=== Trecho do texto ===
OPINIÃO: 20 anos após a morte dos Mamonas, será que o Brasil aceitaria hoje a irreverência da banda?
OPINIÃO: 20 anos após a morte dos Mamonas, será que o Brasil aceitaria hoje a irreverência da banda?
Há 20 anos, no dia 2 de março de 1996, o avião PT-LSD chocou-se contra na Serra da Cantareira e matou a banda Mamonas Assassinas.
Uma banda irreverente que cantava um rock caipira com palavrões trocadilhos e piadas com gays, maconha, nordestinos e sexo com animais. Dinho, Bento Hinoto, Júlio Rasec, Samuel Reoli, Sérgio Reoli. Cinco integrantes com idades que variavam entre 25 e 32 anos.
Infelizmente o sucesso da banda foi curto demais para prever o desdobramento que aquele fenômeno musical traria a longo prazo. O Brasil, inegavelmente, era outro. O país tinha apenas 11 anos que deixara o regime da Ditadura Militar — para se ter uma ideia apenas duas eleições presidenciais haviam transcorridos neste intervalo.
===
▸ Tarefas
[a] No texto sobre os Mamonas Assassinas, qual era a faixa de idade dos cinco integrantes da banda?
[b] Continue o texto sobre os Mamonas Assassinas a partir do ponto em que ele termina.
=== Dados fornecidos ===
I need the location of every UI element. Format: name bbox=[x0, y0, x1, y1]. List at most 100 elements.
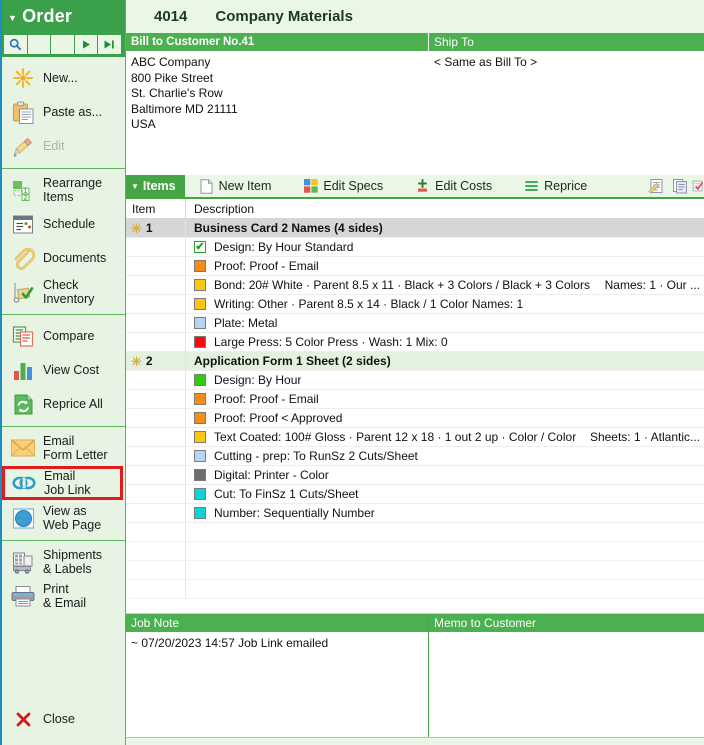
spec-description: Proof: Proof - Email bbox=[214, 259, 319, 273]
item-spec-row[interactable]: Cutting - prep: To RunSz 2 Cuts/Sheet bbox=[126, 447, 704, 466]
row-item-cell bbox=[126, 504, 185, 522]
item-spec-row[interactable]: Proof: Proof - Email bbox=[126, 257, 704, 276]
item-group-row[interactable]: ✳ 2 Application Form 1 Sheet (2 sides) bbox=[126, 352, 704, 371]
item-spec-row[interactable]: Digital: Printer - Color bbox=[126, 466, 704, 485]
item-group-row[interactable]: ✳ 1 Business Card 2 Names (4 sides) bbox=[126, 219, 704, 238]
sidebar-item-edit[interactable]: Edit bbox=[2, 129, 125, 163]
sidebar-item-view-cost[interactable]: View Cost bbox=[2, 353, 125, 387]
color-swatch-icon bbox=[194, 260, 206, 272]
item-spec-row[interactable]: Proof: Proof - Email bbox=[126, 390, 704, 409]
memo-to-customer-text[interactable] bbox=[429, 632, 704, 737]
envelope-icon bbox=[8, 434, 38, 462]
lines-icon bbox=[524, 179, 539, 194]
job-note-text[interactable]: ~ 07/20/2023 14:57 Job Link emailed bbox=[126, 632, 428, 737]
edit-costs-label: Edit Costs bbox=[435, 179, 493, 193]
bottom-strip bbox=[126, 737, 704, 745]
spec-description: Design: By Hour Standard bbox=[214, 240, 354, 254]
item-spec-row[interactable]: Bond: 20# White · Parent 8.5 x 11 · Blac… bbox=[126, 276, 704, 295]
edit-check-icon[interactable] bbox=[692, 178, 704, 194]
empty-row[interactable] bbox=[126, 523, 704, 542]
row-description-cell: Text Coated: 100# Gloss · Parent 12 x 18… bbox=[185, 428, 704, 446]
nav-blank-1[interactable] bbox=[27, 35, 52, 54]
paperclip-icon bbox=[8, 244, 38, 272]
new-item-label: New Item bbox=[218, 179, 272, 193]
spec-description: Proof: Proof - Email bbox=[214, 392, 319, 406]
items-toolbar-right-icons bbox=[644, 175, 704, 197]
empty-row[interactable] bbox=[126, 542, 704, 561]
item-spec-row[interactable]: Cut: To FinSz 1 Cuts/Sheet bbox=[126, 485, 704, 504]
spec-detail: Sheets: 1 · Atlantic... bbox=[589, 430, 700, 444]
item-spec-row[interactable]: Number: Sequentially Number bbox=[126, 504, 704, 523]
row-item-cell bbox=[126, 409, 185, 427]
item-spec-row[interactable]: Proof: Proof < Approved bbox=[126, 409, 704, 428]
search-button[interactable] bbox=[4, 35, 28, 54]
sidebar-item-email-form-letter[interactable]: Email Form Letter bbox=[2, 431, 125, 465]
item-spec-row[interactable]: Plate: Metal bbox=[126, 314, 704, 333]
empty-row[interactable] bbox=[126, 580, 704, 599]
sidebar-item-label: Rearrange Items bbox=[43, 176, 103, 204]
sidebar-item-label: Reprice All bbox=[43, 397, 103, 411]
row-item-cell bbox=[126, 466, 185, 484]
bar-chart-icon bbox=[8, 356, 38, 384]
next-record-button[interactable] bbox=[74, 35, 99, 54]
sidebar-item-reprice-all[interactable]: Reprice All bbox=[2, 387, 125, 421]
sidebar-item-rearrange-items[interactable]: 1 2 Rearrange Items bbox=[2, 173, 125, 207]
row-description-cell: Proof: Proof - Email bbox=[185, 257, 704, 275]
row-description-cell: Proof: Proof < Approved bbox=[185, 409, 704, 427]
reprice-button[interactable]: Reprice bbox=[498, 175, 593, 197]
sidebar-item-paste-as[interactable]: Paste as... bbox=[2, 95, 125, 129]
items-grid[interactable]: ✳ 1 Business Card 2 Names (4 sides) ✔ Design… bbox=[126, 219, 704, 613]
item-description: Application Form 1 Sheet (2 sides) bbox=[194, 354, 391, 368]
color-swatch-icon bbox=[194, 450, 206, 462]
sidebar-item-shipments-labels[interactable]: Shipments & Labels bbox=[2, 545, 125, 579]
notes-pencil-icon[interactable] bbox=[644, 178, 668, 194]
refresh-page-icon bbox=[8, 390, 38, 418]
item-spec-row[interactable]: ✔ Design: By Hour Standard bbox=[126, 238, 704, 257]
sidebar-item-compare[interactable]: Compare bbox=[2, 319, 125, 353]
row-item-cell bbox=[126, 447, 185, 465]
item-spec-row[interactable]: Design: By Hour bbox=[126, 371, 704, 390]
sidebar-title[interactable]: ▼ Order bbox=[2, 0, 125, 33]
items-tab[interactable]: ▼ Items bbox=[126, 175, 185, 197]
color-swatch-icon bbox=[194, 317, 206, 329]
sidebar-item-label: Paste as... bbox=[43, 105, 103, 119]
sidebar-item-documents[interactable]: Documents bbox=[2, 241, 125, 275]
plus-costs-icon bbox=[415, 179, 430, 194]
chevron-down-icon: ▼ bbox=[8, 12, 18, 23]
sidebar-item-close[interactable]: Close bbox=[2, 702, 125, 745]
item-number: 2 bbox=[145, 354, 153, 368]
sidebar-item-print-email[interactable]: Print & Email bbox=[2, 579, 125, 613]
ship-to-address[interactable]: < Same as Bill To > bbox=[429, 51, 704, 175]
inventory-cart-icon bbox=[8, 278, 38, 306]
new-item-button[interactable]: New Item bbox=[185, 175, 278, 197]
item-spec-row[interactable]: Large Press: 5 Color Press · Wash: 1 Mix… bbox=[126, 333, 704, 352]
item-spec-row[interactable]: Writing: Other · Parent 8.5 x 14 · Black… bbox=[126, 295, 704, 314]
sidebar-item-email-job-link[interactable]: Email Job Link bbox=[2, 466, 123, 500]
empty-row[interactable] bbox=[126, 561, 704, 580]
sidebar-item-view-as-web-page[interactable]: View as Web Page bbox=[2, 501, 125, 535]
edit-costs-button[interactable]: Edit Costs bbox=[389, 175, 498, 197]
item-spec-row[interactable]: Text Coated: 100# Gloss · Parent 12 x 18… bbox=[126, 428, 704, 447]
checkmark-icon: ✔ bbox=[194, 240, 206, 253]
copy-document-icon[interactable] bbox=[668, 178, 692, 194]
color-swatch-icon bbox=[194, 431, 206, 443]
sidebar-item-label: Schedule bbox=[43, 217, 96, 231]
row-description-cell: Business Card 2 Names (4 sides) bbox=[185, 219, 704, 237]
last-record-button[interactable] bbox=[98, 35, 121, 54]
sidebar-item-check-inventory[interactable]: Check Inventory bbox=[2, 275, 125, 309]
row-item-cell bbox=[126, 333, 185, 351]
sidebar-item-label: Email Job Link bbox=[44, 469, 91, 497]
bill-to-address[interactable]: ABC Company 800 Pike Street St. Charlie'… bbox=[126, 51, 428, 175]
edit-specs-button[interactable]: Edit Specs bbox=[277, 175, 389, 197]
nav-blank-2[interactable] bbox=[51, 35, 75, 54]
sidebar-item-new[interactable]: New... bbox=[2, 61, 125, 95]
sidebar-item-schedule[interactable]: Schedule bbox=[2, 207, 125, 241]
play-next-icon bbox=[81, 39, 92, 50]
row-item-cell bbox=[126, 371, 185, 389]
sidebar-item-label: Close bbox=[43, 712, 75, 726]
row-description-cell: ✔ Design: By Hour Standard bbox=[185, 238, 704, 256]
sidebar-item-label: Edit bbox=[43, 139, 65, 153]
printer-icon bbox=[8, 582, 38, 610]
row-item-cell bbox=[126, 523, 185, 541]
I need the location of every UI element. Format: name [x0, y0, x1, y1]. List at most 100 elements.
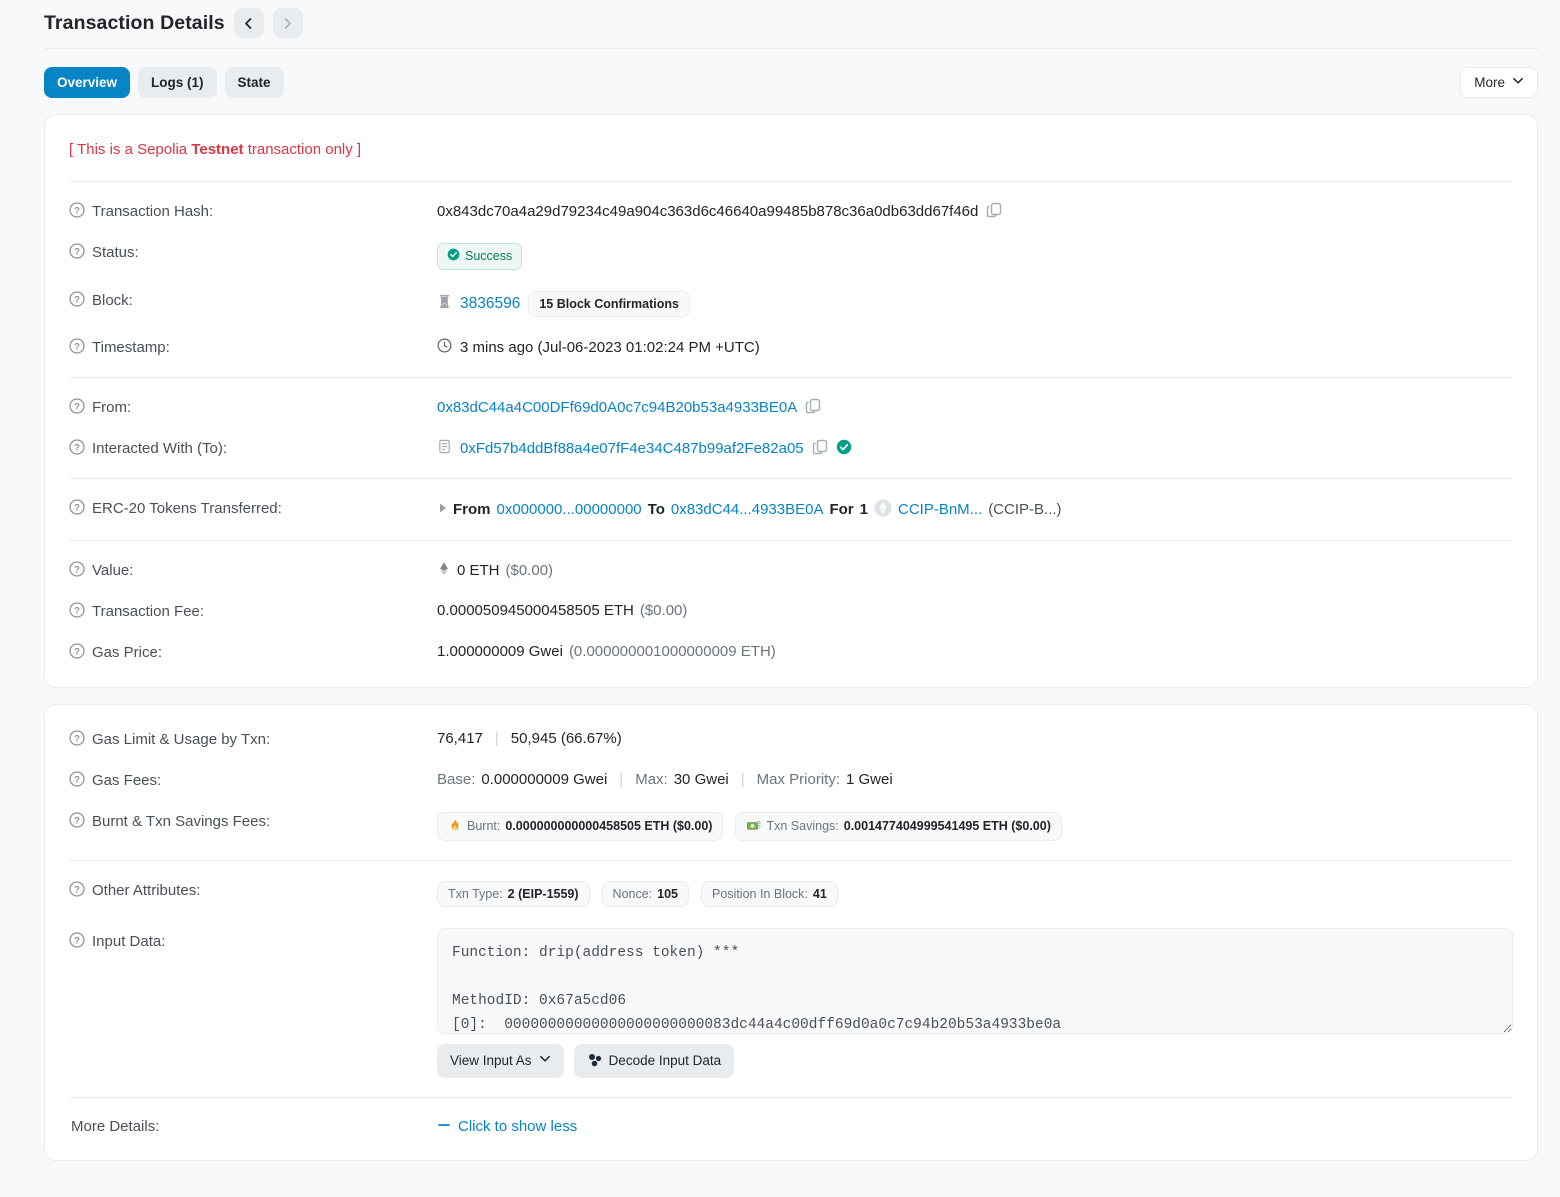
- txn-savings-badge: Txn Savings: 0.001477404999541495 ETH ($…: [735, 812, 1061, 841]
- gas-limit-value: 76,417: [437, 730, 483, 747]
- more-details-row: More Details: Click to show less: [69, 1107, 1513, 1146]
- block-number-link[interactable]: 3836596: [460, 295, 520, 313]
- copy-from-address-button[interactable]: [805, 398, 821, 417]
- chevron-left-icon: [242, 17, 255, 30]
- input-data-label: Input Data:: [92, 933, 165, 950]
- tab-logs[interactable]: Logs (1): [138, 67, 217, 98]
- txn-savings-value: 0.001477404999541495 ETH ($0.00): [844, 819, 1051, 833]
- gas-limit-usage-row: Gas Limit & Usage by Txn: 76,417 | 50,94…: [69, 719, 1513, 760]
- status-value: Success: [465, 249, 512, 263]
- clock-icon: [437, 338, 452, 357]
- view-input-as-button[interactable]: View Input As: [437, 1044, 564, 1078]
- copy-icon: [805, 398, 821, 417]
- decode-icon: [587, 1052, 602, 1070]
- gas-price-eth: (0.000000001000000009 ETH): [569, 643, 776, 660]
- nonce-value: 105: [657, 887, 678, 901]
- more-dropdown-button[interactable]: More: [1460, 67, 1538, 98]
- help-icon: [69, 643, 85, 663]
- timestamp-value: 3 mins ago (Jul-06-2023 01:02:24 PM +UTC…: [460, 339, 760, 356]
- hourglass-icon: [437, 294, 452, 313]
- divider: [69, 540, 1513, 541]
- help-icon: [69, 202, 85, 222]
- previous-transaction-button[interactable]: [234, 8, 264, 38]
- tab-overview[interactable]: Overview: [44, 67, 130, 98]
- overview-card: [ This is a Sepolia Testnet transaction …: [44, 114, 1538, 688]
- next-transaction-button[interactable]: [273, 8, 303, 38]
- token-name-link[interactable]: CCIP-BnM...: [898, 501, 982, 518]
- help-icon: [69, 439, 85, 459]
- block-confirmations-badge: 15 Block Confirmations: [528, 291, 690, 317]
- warning-suffix: transaction only ]: [244, 141, 362, 158]
- burnt-label: Burnt:: [467, 819, 500, 833]
- click-to-show-less-link[interactable]: Click to show less: [437, 1118, 577, 1136]
- contract-icon: [437, 439, 452, 458]
- value-row: Value: 0 ETH ($0.00): [69, 550, 1513, 591]
- help-icon: [69, 243, 85, 263]
- transaction-fee-label: Transaction Fee:: [92, 603, 204, 620]
- transfer-from-label: From: [453, 501, 491, 518]
- status-row: Status: Success: [69, 232, 1513, 280]
- block-label: Block:: [92, 292, 133, 309]
- page-header: Transaction Details: [44, 6, 1538, 48]
- value-label: Value:: [92, 562, 133, 579]
- help-icon: [69, 730, 85, 750]
- from-label: From:: [92, 399, 131, 416]
- max-priority-fee-value: 1 Gwei: [846, 771, 893, 788]
- max-fee-label: Max:: [635, 771, 668, 788]
- nonce-label: Nonce:: [613, 887, 653, 901]
- timestamp-label: Timestamp:: [92, 339, 170, 356]
- value-amount: 0 ETH: [457, 562, 500, 579]
- decode-input-data-button[interactable]: Decode Input Data: [574, 1044, 735, 1078]
- separator: |: [741, 771, 745, 788]
- chevron-down-icon: [539, 1053, 551, 1068]
- decode-input-data-label: Decode Input Data: [609, 1053, 722, 1068]
- tab-bar: Overview Logs (1) State More: [44, 67, 1538, 98]
- transfer-for-label: For: [829, 501, 853, 518]
- gas-usage-value: 50,945 (66.67%): [511, 730, 622, 747]
- tab-state[interactable]: State: [225, 67, 284, 98]
- copy-interacted-address-button[interactable]: [812, 439, 828, 458]
- erc20-transfers-label: ERC-20 Tokens Transferred:: [92, 500, 282, 517]
- status-label: Status:: [92, 244, 139, 261]
- burnt-savings-label: Burnt & Txn Savings Fees:: [92, 813, 270, 830]
- ethereum-icon: [437, 561, 451, 580]
- copy-icon: [986, 202, 1002, 221]
- help-icon: [69, 932, 85, 952]
- testnet-warning: [ This is a Sepolia Testnet transaction …: [69, 129, 1513, 172]
- show-less-label: Click to show less: [458, 1118, 577, 1135]
- money-wings-icon: [746, 818, 761, 835]
- caret-right-icon: [437, 501, 447, 518]
- details-card: Gas Limit & Usage by Txn: 76,417 | 50,94…: [44, 704, 1538, 1161]
- minus-icon: [437, 1118, 451, 1136]
- flame-icon: [448, 818, 462, 835]
- warning-prefix: [ This is a Sepolia: [69, 141, 191, 158]
- help-icon: [69, 291, 85, 311]
- transaction-details-page: Transaction Details Overview Logs (1) St…: [0, 0, 1560, 1197]
- chevron-down-icon: [1512, 75, 1524, 90]
- interacted-with-label: Interacted With (To):: [92, 440, 227, 457]
- transfer-from-address-link[interactable]: 0x000000...00000000: [497, 501, 642, 518]
- from-row: From: 0x83dC44a4C00DFf69d0A0c7c94B20b53a…: [69, 387, 1513, 428]
- status-badge: Success: [437, 243, 522, 270]
- token-icon: [874, 499, 892, 521]
- from-address-link[interactable]: 0x83dC44a4C00DFf69d0A0c7c94B20b53a4933BE…: [437, 399, 797, 416]
- gas-limit-usage-label: Gas Limit & Usage by Txn:: [92, 731, 270, 748]
- gas-price-label: Gas Price:: [92, 644, 162, 661]
- interacted-with-address-link[interactable]: 0xFd57b4ddBf88a4e07fF4e34C487b99af2Fe82a…: [460, 440, 804, 457]
- input-data-textarea[interactable]: Function: drip(address token) *** Method…: [437, 928, 1513, 1034]
- view-input-as-label: View Input As: [450, 1053, 532, 1068]
- input-data-row: Input Data: Function: drip(address token…: [69, 917, 1513, 1088]
- separator: |: [619, 771, 623, 788]
- gas-price-row: Gas Price: 1.000000009 Gwei (0.000000001…: [69, 632, 1513, 673]
- value-usd: ($0.00): [506, 562, 554, 579]
- timestamp-row: Timestamp: 3 mins ago (Jul-06-2023 01:02…: [69, 327, 1513, 368]
- transaction-fee-usd: ($0.00): [640, 602, 688, 619]
- help-icon: [69, 812, 85, 832]
- copy-transaction-hash-button[interactable]: [986, 202, 1002, 221]
- txn-type-badge: Txn Type: 2 (EIP-1559): [437, 881, 590, 907]
- help-icon: [69, 499, 85, 519]
- transfer-to-address-link[interactable]: 0x83dC44...4933BE0A: [671, 501, 824, 518]
- erc20-transfers-row: ERC-20 Tokens Transferred: From 0x000000…: [69, 488, 1513, 531]
- more-details-label: More Details:: [71, 1118, 159, 1135]
- divider: [69, 478, 1513, 479]
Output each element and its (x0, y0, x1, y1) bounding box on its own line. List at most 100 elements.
===
▸ Respostas por tarefa
[a] Entre 25 e 32 anos.

[b]
Na economia, o país sofria os primeiros reflexos de uma onda mordernizante com abertura para o capital estrangeiro e a chegada de marcas e produtos exportados. Uma das músicas dos Mamonas — Chopis Center –, por sinal, capta este momento e brinca com os costumes regionais e o choque capitalista provocado por esta mudança:
Comi uns bichos estranhos
Com um tal de gergelim
Até que tava gostoso
Mas eu prefiro aipim
Quanta gente
Quanta alegria
A minha felicidade
É um crediário
Nas Casas Bahia
Havia brincadeira também com gays:
O meu bumbum era flácido
Mas esse assunto é tão místico
Devido a um ato cirúrgico
Hoje eu me transformei
Com mulheres:
Te encontrei toda remelenta e estronchada
Num bar entregue às bebida
Te cortei os cabelos do sovaco e as unhas do pé
te chamei de querida
Te ensinei todos os auto-reverse da vida
E nordestinos:
Tava ruim lá na Bahia, profissão de bóia-fria,
trabalhando noite e dia, não era isso que eu queria,
eu vim-me embora prá Sum Paulo.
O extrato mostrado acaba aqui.